Exercise goal »
Go through the listing beneath this task and return every line that carries the string "symptoms".

Given data »
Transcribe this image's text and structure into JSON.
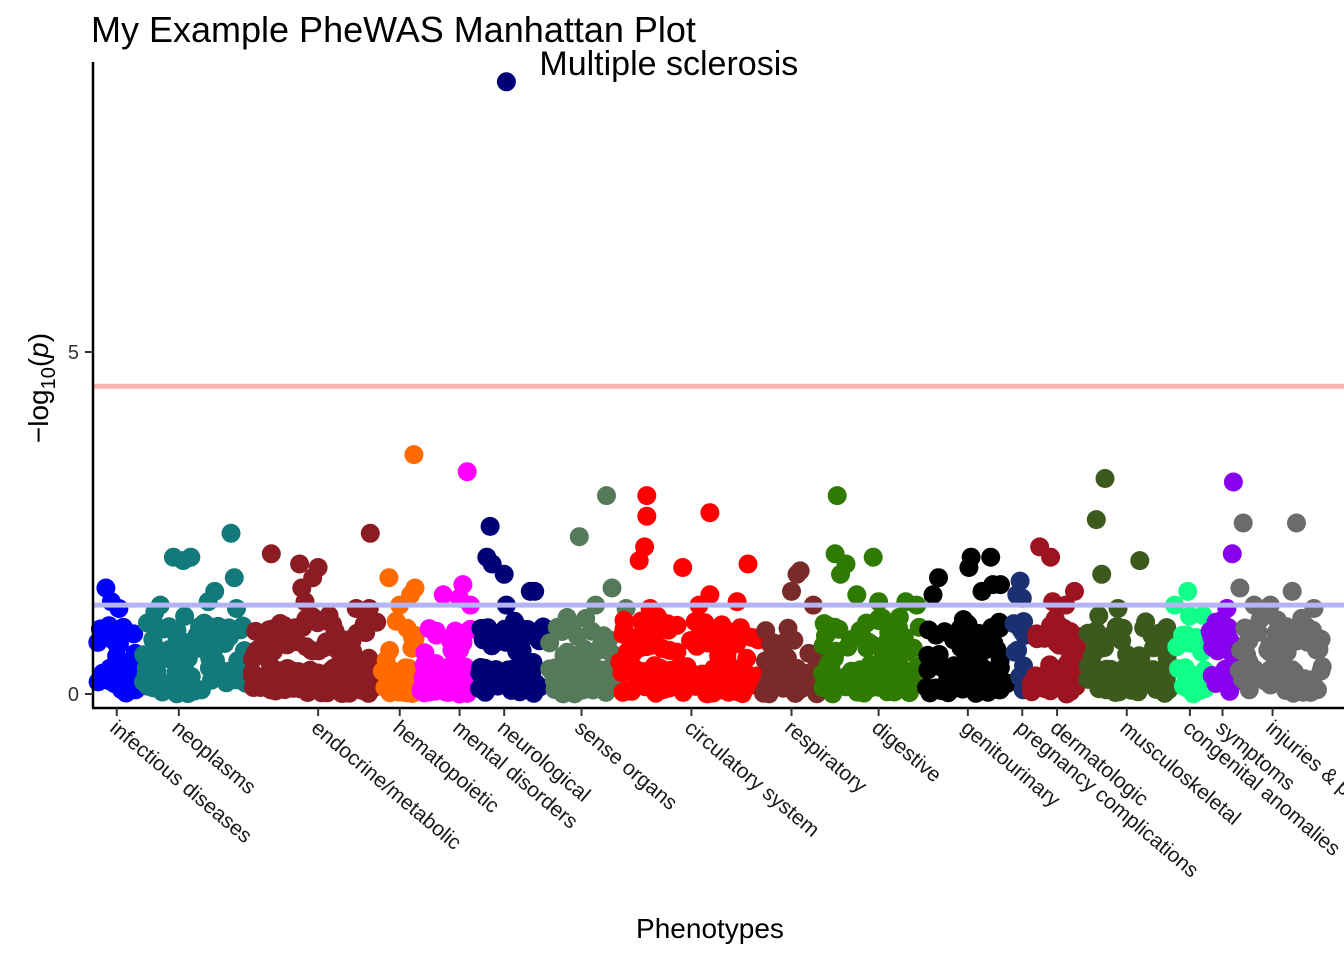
{
  "chart_data": {
    "type": "scatter",
    "title": "My Example PheWAS Manhattan Plot",
    "xlabel": "Phenotypes",
    "ylabel": "-log10(p)",
    "ylim": [
      -0.2,
      9.4
    ],
    "yticks": [
      0,
      5
    ],
    "grid": false,
    "legend": "none",
    "thresholds": [
      {
        "value": 4.5,
        "color": "#f8b4b4"
      },
      {
        "value": 1.3,
        "color": "#b3b3f5"
      }
    ],
    "categories": [
      {
        "name": "infectious diseases",
        "color": "#0000ff",
        "x_range": [
          0,
          42
        ],
        "tick_x": 20,
        "count": 46,
        "highlights": [
          [
            10,
            1.55
          ],
          [
            15,
            1.35
          ],
          [
            22,
            1.25
          ],
          [
            5,
            0.95
          ]
        ]
      },
      {
        "name": "neoplasms",
        "color": "#127a7a",
        "x_range": [
          42,
          142
        ],
        "tick_x": 77,
        "count": 90,
        "highlights": [
          [
            125,
            2.35
          ],
          [
            128,
            1.7
          ],
          [
            72,
            2.0
          ],
          [
            81,
            1.95
          ],
          [
            88,
            2.0
          ],
          [
            110,
            1.5
          ],
          [
            104,
            1.35
          ],
          [
            55,
            1.2
          ],
          [
            60,
            1.3
          ],
          [
            130,
            1.25
          ]
        ]
      },
      {
        "name": "endocrine/metabolic",
        "color": "#8c1c24",
        "x_range": [
          142,
          262
        ],
        "tick_x": 205,
        "count": 130,
        "highlights": [
          [
            253,
            2.35
          ],
          [
            162,
            2.05
          ],
          [
            188,
            1.9
          ],
          [
            205,
            1.85
          ],
          [
            200,
            1.7
          ],
          [
            190,
            1.55
          ],
          [
            193,
            1.35
          ],
          [
            240,
            1.25
          ],
          [
            252,
            1.25
          ],
          [
            215,
            1.15
          ]
        ]
      },
      {
        "name": "hematopoietic",
        "color": "#ff6b00",
        "x_range": [
          262,
          297
        ],
        "tick_x": 280,
        "count": 30,
        "highlights": [
          [
            293,
            3.5
          ],
          [
            270,
            1.7
          ],
          [
            294,
            1.55
          ],
          [
            280,
            1.3
          ],
          [
            290,
            1.45
          ]
        ]
      },
      {
        "name": "mental disorders",
        "color": "#ff00ff",
        "x_range": [
          297,
          350
        ],
        "tick_x": 335,
        "count": 50,
        "highlights": [
          [
            342,
            3.25
          ],
          [
            338,
            1.6
          ],
          [
            320,
            1.45
          ],
          [
            335,
            1.4
          ],
          [
            345,
            1.3
          ]
        ]
      },
      {
        "name": "neurological",
        "color": "#000077",
        "x_range": [
          350,
          414
        ],
        "tick_x": 376,
        "count": 60,
        "highlights": [
          [
            378,
            8.95
          ],
          [
            363,
            2.45
          ],
          [
            360,
            2.0
          ],
          [
            365,
            1.9
          ],
          [
            376,
            1.75
          ],
          [
            400,
            1.5
          ],
          [
            404,
            1.5
          ],
          [
            378,
            1.3
          ]
        ]
      },
      {
        "name": "sense organs",
        "color": "#557a5a",
        "x_range": [
          414,
          480
        ],
        "tick_x": 447,
        "count": 62,
        "highlights": [
          [
            470,
            2.9
          ],
          [
            445,
            2.3
          ],
          [
            475,
            1.55
          ],
          [
            460,
            1.3
          ],
          [
            488,
            1.25
          ]
        ]
      },
      {
        "name": "circulatory system",
        "color": "#ff0000",
        "x_range": [
          480,
          612
        ],
        "tick_x": 548,
        "count": 130,
        "highlights": [
          [
            507,
            2.9
          ],
          [
            507,
            2.6
          ],
          [
            565,
            2.65
          ],
          [
            505,
            2.15
          ],
          [
            500,
            1.95
          ],
          [
            600,
            1.9
          ],
          [
            540,
            1.85
          ],
          [
            565,
            1.45
          ],
          [
            510,
            1.25
          ],
          [
            590,
            1.35
          ],
          [
            555,
            1.3
          ]
        ]
      },
      {
        "name": "respiratory",
        "color": "#7a2a28",
        "x_range": [
          612,
          666
        ],
        "tick_x": 640,
        "count": 50,
        "highlights": [
          [
            648,
            1.8
          ],
          [
            645,
            1.75
          ],
          [
            640,
            1.5
          ],
          [
            660,
            1.3
          ]
        ]
      },
      {
        "name": "digestive",
        "color": "#2f7a00",
        "x_range": [
          666,
          762
        ],
        "tick_x": 720,
        "count": 95,
        "highlights": [
          [
            682,
            2.9
          ],
          [
            680,
            2.05
          ],
          [
            715,
            2.0
          ],
          [
            690,
            1.9
          ],
          [
            685,
            1.75
          ],
          [
            700,
            1.45
          ],
          [
            720,
            1.35
          ],
          [
            745,
            1.35
          ],
          [
            755,
            1.3
          ]
        ]
      },
      {
        "name": "genitourinary",
        "color": "#000000",
        "x_range": [
          762,
          842
        ],
        "tick_x": 802,
        "count": 85,
        "highlights": [
          [
            805,
            2.0
          ],
          [
            823,
            2.0
          ],
          [
            803,
            1.85
          ],
          [
            775,
            1.7
          ],
          [
            825,
            1.6
          ],
          [
            832,
            1.6
          ],
          [
            815,
            1.5
          ],
          [
            770,
            1.45
          ]
        ]
      },
      {
        "name": "pregnancy complications",
        "color": "#1a3070",
        "x_range": [
          842,
          858
        ],
        "tick_x": 852,
        "count": 14,
        "highlights": [
          [
            850,
            1.65
          ],
          [
            852,
            1.4
          ],
          [
            847,
            1.45
          ]
        ]
      },
      {
        "name": "dermatologic",
        "color": "#9c1421",
        "x_range": [
          858,
          910
        ],
        "tick_x": 884,
        "count": 50,
        "highlights": [
          [
            868,
            2.15
          ],
          [
            878,
            2.0
          ],
          [
            900,
            1.5
          ],
          [
            880,
            1.35
          ],
          [
            892,
            1.3
          ]
        ]
      },
      {
        "name": "musculoskeletal",
        "color": "#3d5a1e",
        "x_range": [
          910,
          990
        ],
        "tick_x": 948,
        "count": 75,
        "highlights": [
          [
            928,
            3.15
          ],
          [
            920,
            2.55
          ],
          [
            960,
            1.95
          ],
          [
            925,
            1.75
          ],
          [
            940,
            1.25
          ]
        ]
      },
      {
        "name": "congenital anomalies",
        "color": "#11ff88",
        "x_range": [
          990,
          1022
        ],
        "tick_x": 1006,
        "count": 26,
        "highlights": [
          [
            1004,
            1.5
          ],
          [
            992,
            1.3
          ],
          [
            1018,
            1.15
          ]
        ]
      },
      {
        "name": "symptoms",
        "color": "#8800ee",
        "x_range": [
          1022,
          1048
        ],
        "tick_x": 1036,
        "count": 24,
        "highlights": [
          [
            1046,
            3.1
          ],
          [
            1045,
            2.05
          ],
          [
            1040,
            1.25
          ],
          [
            1030,
            1.05
          ]
        ]
      },
      {
        "name": "injuries & poisonings",
        "color": "#6b6b6b",
        "x_range": [
          1048,
          1132
        ],
        "tick_x": 1082,
        "count": 75,
        "highlights": [
          [
            1055,
            2.5
          ],
          [
            1104,
            2.5
          ],
          [
            1052,
            1.55
          ],
          [
            1100,
            1.5
          ],
          [
            1065,
            1.3
          ],
          [
            1080,
            1.3
          ],
          [
            1120,
            1.25
          ]
        ]
      }
    ],
    "annotations": [
      {
        "text": "Multiple sclerosis",
        "x": 378,
        "y": 8.95
      }
    ]
  }
}
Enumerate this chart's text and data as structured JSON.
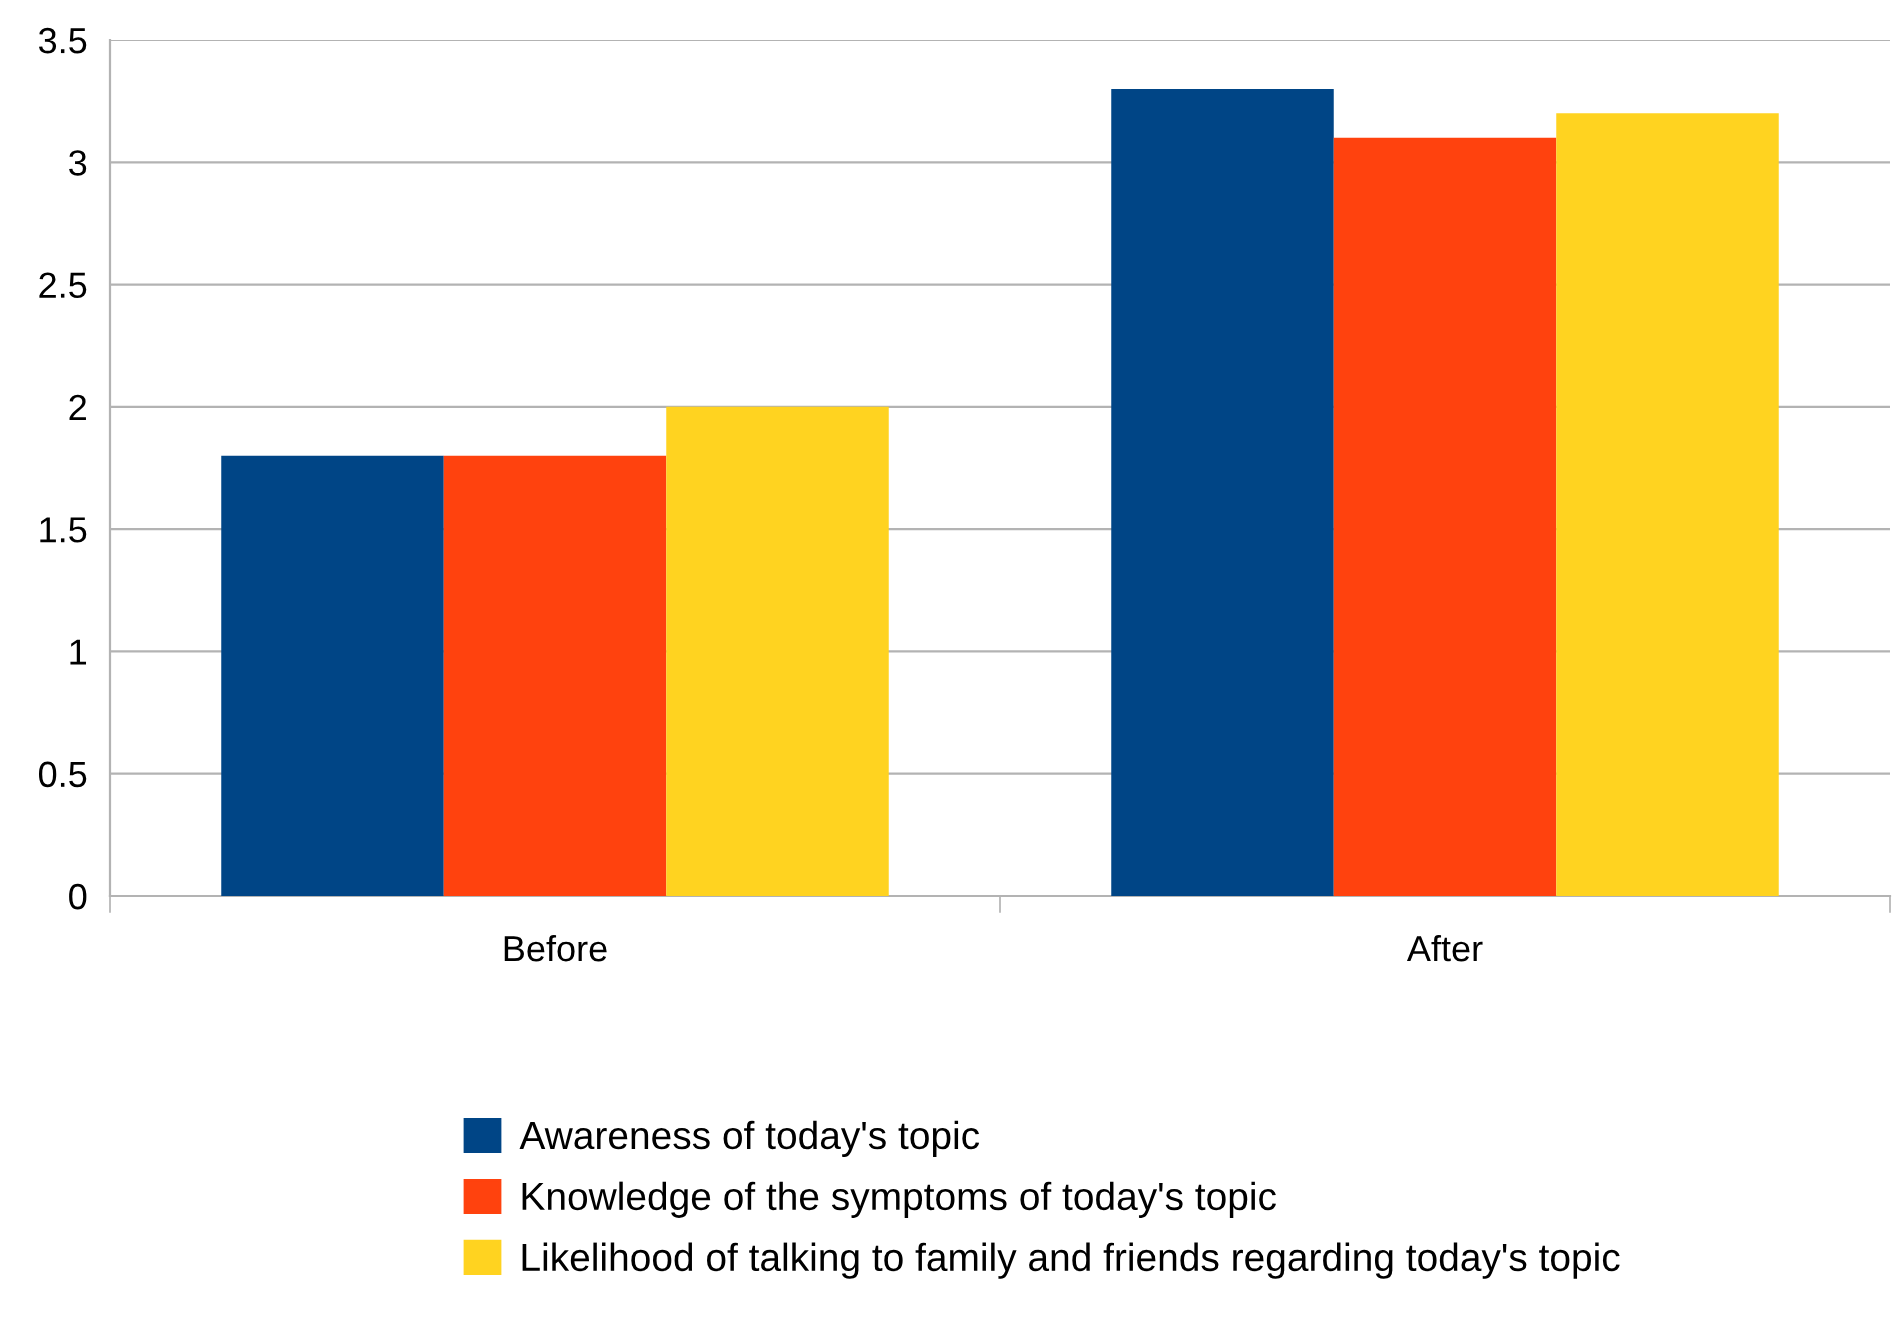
{
  "chart_data": {
    "type": "bar",
    "categories": [
      "Before",
      "After"
    ],
    "series": [
      {
        "name": "Awareness of today's topic",
        "color": "#004586",
        "values": [
          1.8,
          3.3
        ]
      },
      {
        "name": "Knowledge of the symptoms of today's topic",
        "color": "#ff420e",
        "values": [
          1.8,
          3.1
        ]
      },
      {
        "name": "Likelihood of talking to family and friends regarding today's topic",
        "color": "#ffd320",
        "values": [
          2.0,
          3.2
        ]
      }
    ],
    "ylim": [
      0,
      3.5
    ],
    "yticks": [
      0,
      0.5,
      1,
      1.5,
      2,
      2.5,
      3,
      3.5
    ],
    "grid": "y",
    "legend": "bottom"
  }
}
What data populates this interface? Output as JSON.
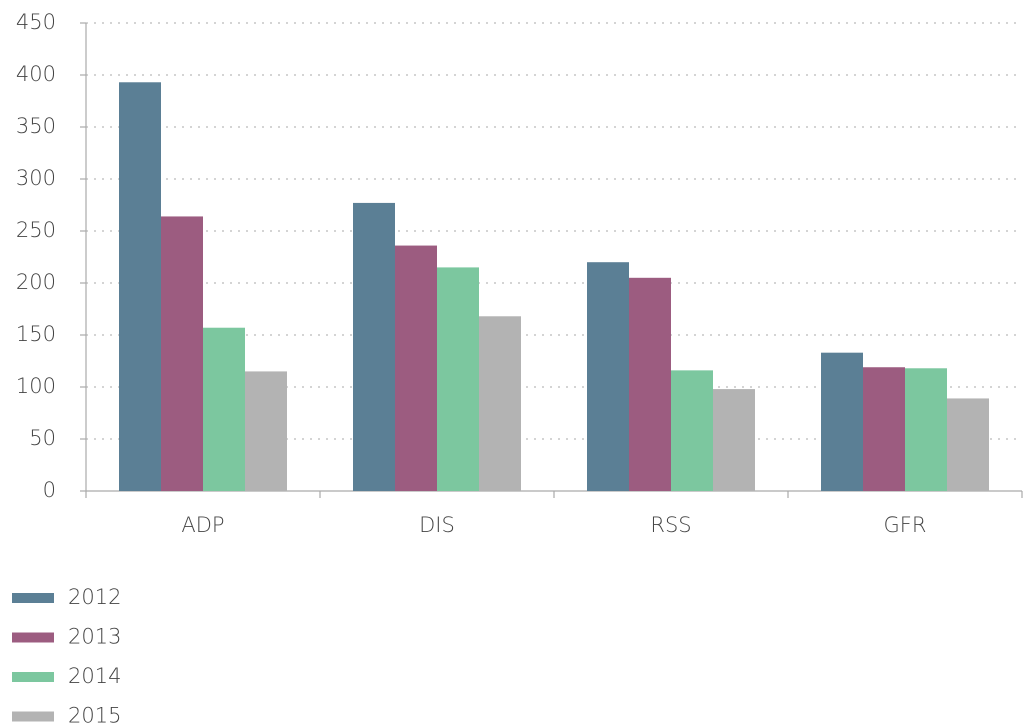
{
  "chart_data": {
    "type": "bar",
    "categories": [
      "ADP",
      "DIS",
      "RSS",
      "GFR"
    ],
    "series": [
      {
        "name": "2012",
        "color": "#5b7f95",
        "values": [
          393,
          277,
          220,
          133
        ]
      },
      {
        "name": "2013",
        "color": "#9c5c80",
        "values": [
          264,
          236,
          205,
          119
        ]
      },
      {
        "name": "2014",
        "color": "#7cc79f",
        "values": [
          157,
          215,
          116,
          118
        ]
      },
      {
        "name": "2015",
        "color": "#b3b3b3",
        "values": [
          115,
          168,
          98,
          89
        ]
      }
    ],
    "ylim": [
      0,
      450
    ],
    "yticks": [
      0,
      50,
      100,
      150,
      200,
      250,
      300,
      350,
      400,
      450
    ],
    "grid": true
  }
}
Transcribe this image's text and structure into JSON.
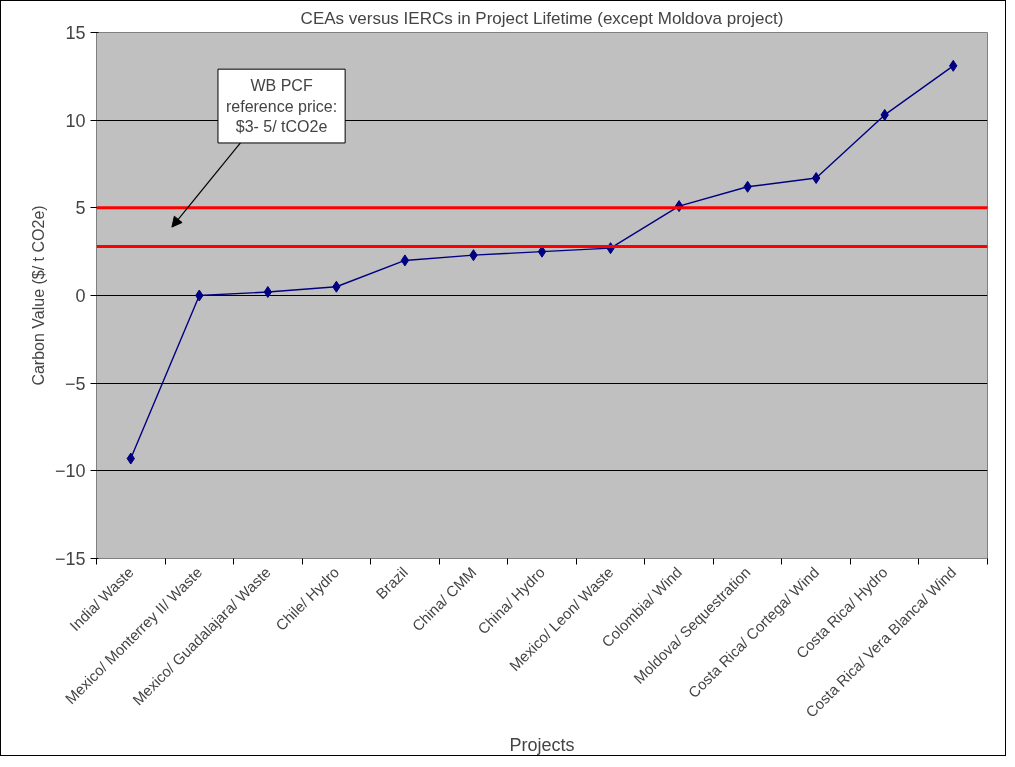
{
  "chart_data": {
    "type": "line",
    "title": "CEAs versus IERCs in Project Lifetime (except Moldova project)",
    "xlabel": "Projects",
    "ylabel": "Carbon Value ($/ t CO2e)",
    "categories": [
      "India/ Waste",
      "Mexico/ Monterrey II/ Waste",
      "Mexico/ Guadalajara/ Waste",
      "Chile/ Hydro",
      "Brazil",
      "China/ CMM",
      "China/ Hydro",
      "Mexico/ Leon/ Waste",
      "Colombia/ Wind",
      "Moldova/ Sequestration",
      "Costa Rica/ Cortega/ Wind",
      "Costa Rica/ Hydro",
      "Costa Rica/ Vera Blanca/ Wind"
    ],
    "series": [
      {
        "color": "#000080",
        "values": [
          -9.3,
          0.0,
          0.2,
          0.5,
          2.0,
          2.3,
          2.5,
          2.7,
          5.1,
          6.2,
          6.7,
          10.3,
          13.1
        ]
      }
    ],
    "ylim": [
      -15,
      15
    ],
    "yticks": [
      -15,
      -10,
      -5,
      0,
      5,
      10,
      15
    ],
    "grid": "y",
    "marker": "diamond",
    "line_style": "solid",
    "ref_lines": [
      {
        "axis": "y",
        "value": 5,
        "color": "#ff0000"
      },
      {
        "axis": "y",
        "value": 2.8,
        "color": "#ff0000"
      }
    ],
    "annotations": [
      "WB PCF\nreference price:\n$3- 5/ tCO2e"
    ]
  }
}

Expected answer »
        "name": "symptoms",
        "name": "Knowledge of the symptoms of today's topic",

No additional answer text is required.